* [To do]:
In the records that follow, show each line where the word "company" is present.
(begin)
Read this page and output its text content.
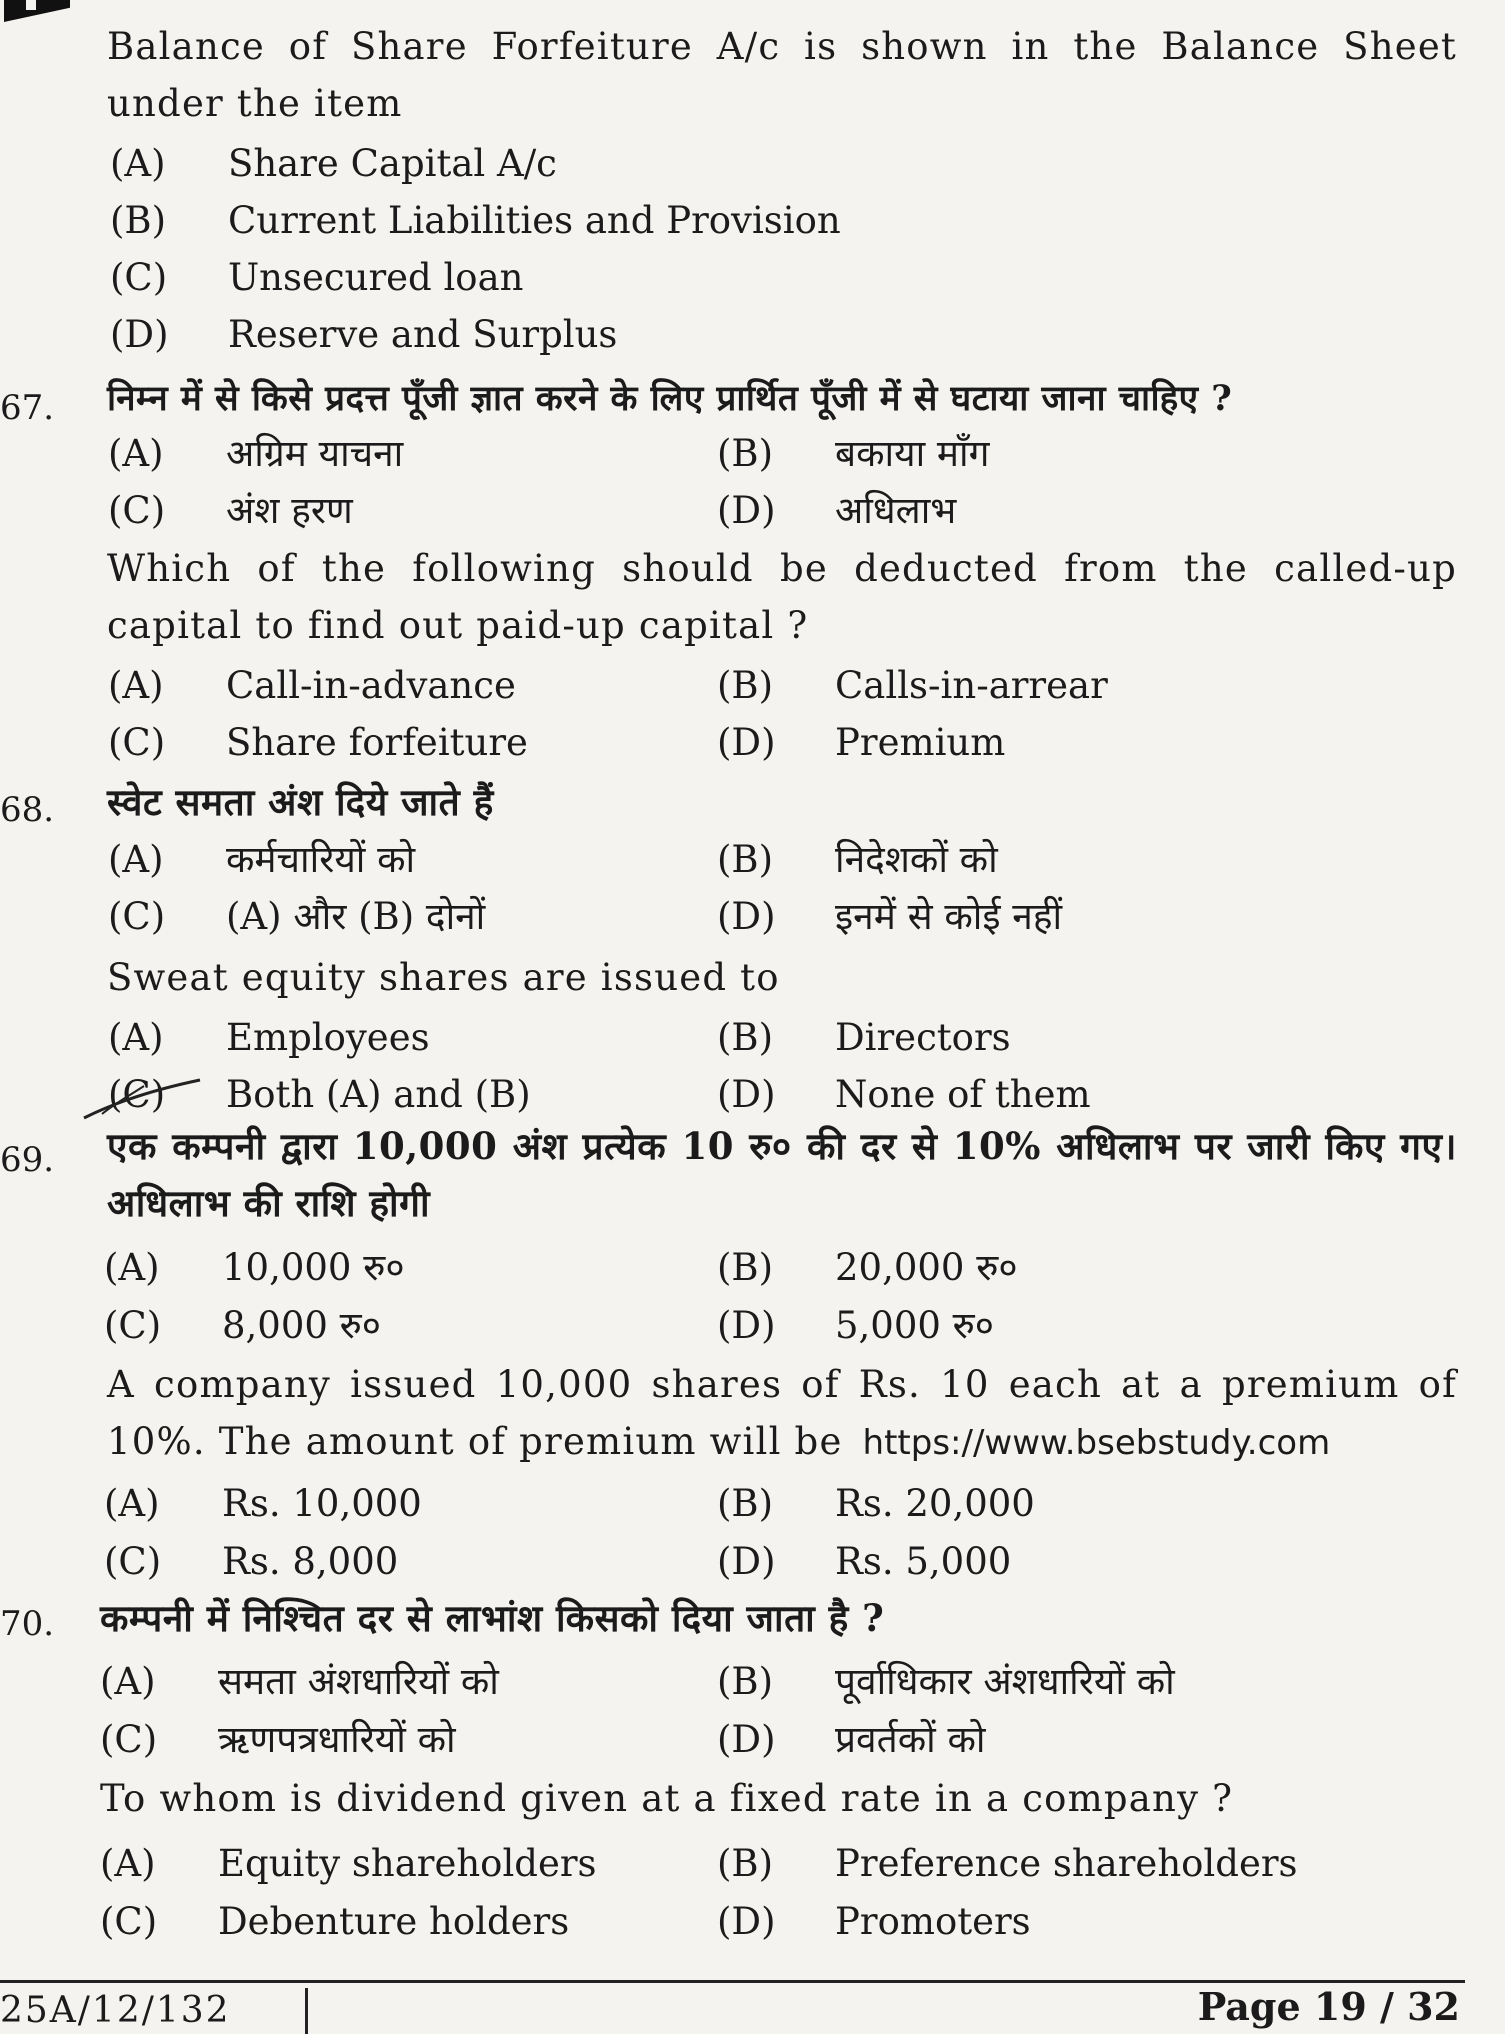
Balance of Share Forfeiture A/c is shown in the Balance Sheet under the item
(A) Share Capital A/c
(B) Current Liabilities and Provision
(C) Unsecured loan
(D) Reserve and Surplus
67. निम्न में से किसे प्रदत्त पूँजी ज्ञात करने के लिए प्रार्थित पूँजी में से घटाया जाना चाहिए ?
(A) अग्रिम याचना	(B) बकाया माँग
(C) अंश हरण	(D) अधिलाभ
Which of the following should be deducted from the called-up capital to find out paid-up capital ?
(A) Call-in-advance	(B) Calls-in-arrear
(C) Share forfeiture	(D) Premium
68. स्वेट समता अंश दिये जाते हैं
(A) कर्मचारियों को	(B) निदेशकों को
(C) (A) और (B) दोनों	(D) इनमें से कोई नहीं
Sweat equity shares are issued to
(A) Employees	(B) Directors
(C) Both (A) and (B)	(D) None of them
69. एक कम्पनी द्वारा 10,000 अंश प्रत्येक 10 रु० की दर से 10% अधिलाभ पर जारी किए गए। अधिलाभ की राशि होगी
(A) 10,000 रु०	(B) 20,000 रु०
(C) 8,000 रु०	(D) 5,000 रु०
A company issued 10,000 shares of Rs. 10 each at a premium of 10%. The amount of premium will be https://www.bsebstudy.com
(A) Rs. 10,000	(B) Rs. 20,000
(C) Rs. 8,000	(D) Rs. 5,000
70. कम्पनी में निश्चित दर से लाभांश किसको दिया जाता है ?
(A) समता अंशधारियों को	(B) पूर्वाधिकार अंशधारियों को
(C) ऋणपत्रधारियों को	(D) प्रवर्तकों को
To whom is dividend given at a fixed rate in a company ?
(A) Equity shareholders	(B) Preference shareholders
(C) Debenture holders	(D) Promoters
25A/12/132	Page 19 / 32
(end)
* [Problem solution]:
A company issued 10,000 shares of Rs. 10 each at a premium of 10%. The amount of premium will be https://www.bsebstudy.com
To whom is dividend given at a fixed rate in a company ?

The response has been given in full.